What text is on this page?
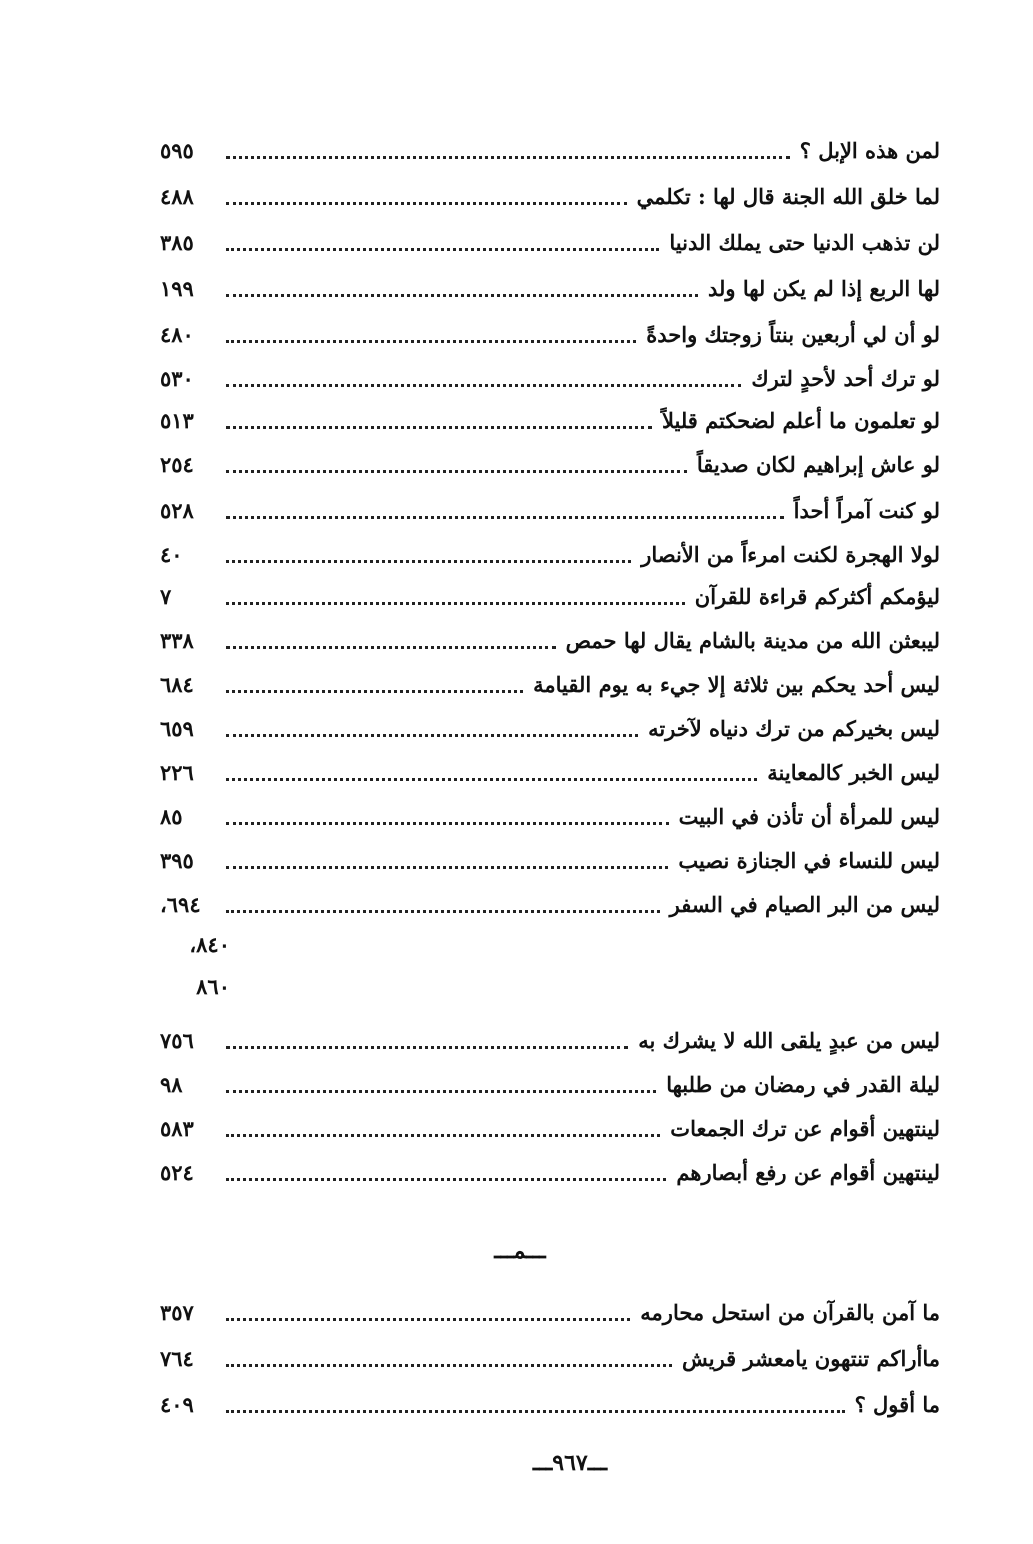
لمن هذه الإبل ؟
٥٩٥
لما خلق الله الجنة قال لها : تكلمي
٤٨٨
لن تذهب الدنيا حتى يملك الدنيا
٣٨٥
لها الربع إذا لم يكن لها ولد
١٩٩
لو أن لي أربعين بنتاً زوجتك واحدةً
٤٨٠
لو ترك أحد لأحدٍ لترك
٥٣٠
لو تعلمون ما أعلم لضحكتم قليلاً
٥١٣
لو عاش إبراهيم لكان صديقاً
٢٥٤
لو كنت آمراً أحداً
٥٢٨
لولا الهجرة لكنت امرءاً من الأنصار
٤٠
ليؤمكم أكثركم قراءة للقرآن
٧
ليبعثن الله من مدينة بالشام يقال لها حمص
٣٣٨
ليس أحد يحكم بين ثلاثة إلا جيء به يوم القيامة
٦٨٤
ليس بخيركم من ترك دنياه لآخرته
٦٥٩
ليس الخبر كالمعاينة
٢٢٦
ليس للمرأة أن تأذن في البيت
٨٥
ليس للنساء في الجنازة نصيب
٣٩٥
ليس من البر الصيام في السفر
٦٩٤،
٨٤٠،
٨٦٠
ليس من عبدٍ يلقى الله لا يشرك به
٧٥٦
ليلة القدر في رمضان من طلبها
٩٨
لينتهين أقوام عن ترك الجمعات
٥٨٣
لينتهين أقوام عن رفع أبصارهم
٥٢٤
ـــمـــ
ما آمن بالقرآن من استحل محارمه
٣٥٧
ماأراكم تنتهون يامعشر قريش
٧٦٤
ما أقول ؟
٤٠٩
ـــ٩٦٧ـــ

To do =
Return the listing above in full and without alteration, excluding its pictures.

Solution =
What text is on this page?
لمن هذه الإبل ؟
٥٩٥
لما خلق الله الجنة قال لها : تكلمي
٤٨٨
لن تذهب الدنيا حتى يملك الدنيا
٣٨٥
لها الربع إذا لم يكن لها ولد
١٩٩
لو أن لي أربعين بنتاً زوجتك واحدةً
٤٨٠
لو ترك أحد لأحدٍ لترك
٥٣٠
لو تعلمون ما أعلم لضحكتم قليلاً
٥١٣
لو عاش إبراهيم لكان صديقاً
٢٥٤
لو كنت آمراً أحداً
٥٢٨
لولا الهجرة لكنت امرءاً من الأنصار
٤٠
ليؤمكم أكثركم قراءة للقرآن
٧
ليبعثن الله من مدينة بالشام يقال لها حمص
٣٣٨
ليس أحد يحكم بين ثلاثة إلا جيء به يوم القيامة
٦٨٤
ليس بخيركم من ترك دنياه لآخرته
٦٥٩
ليس الخبر كالمعاينة
٢٢٦
ليس للمرأة أن تأذن في البيت
٨٥
ليس للنساء في الجنازة نصيب
٣٩٥
ليس من البر الصيام في السفر
٦٩٤،
٨٤٠،
٨٦٠
ليس من عبدٍ يلقى الله لا يشرك به
٧٥٦
ليلة القدر في رمضان من طلبها
٩٨
لينتهين أقوام عن ترك الجمعات
٥٨٣
لينتهين أقوام عن رفع أبصارهم
٥٢٤
ـــمـــ
ما آمن بالقرآن من استحل محارمه
٣٥٧
ماأراكم تنتهون يامعشر قريش
٧٦٤
ما أقول ؟
٤٠٩
ـــ٩٦٧ـــ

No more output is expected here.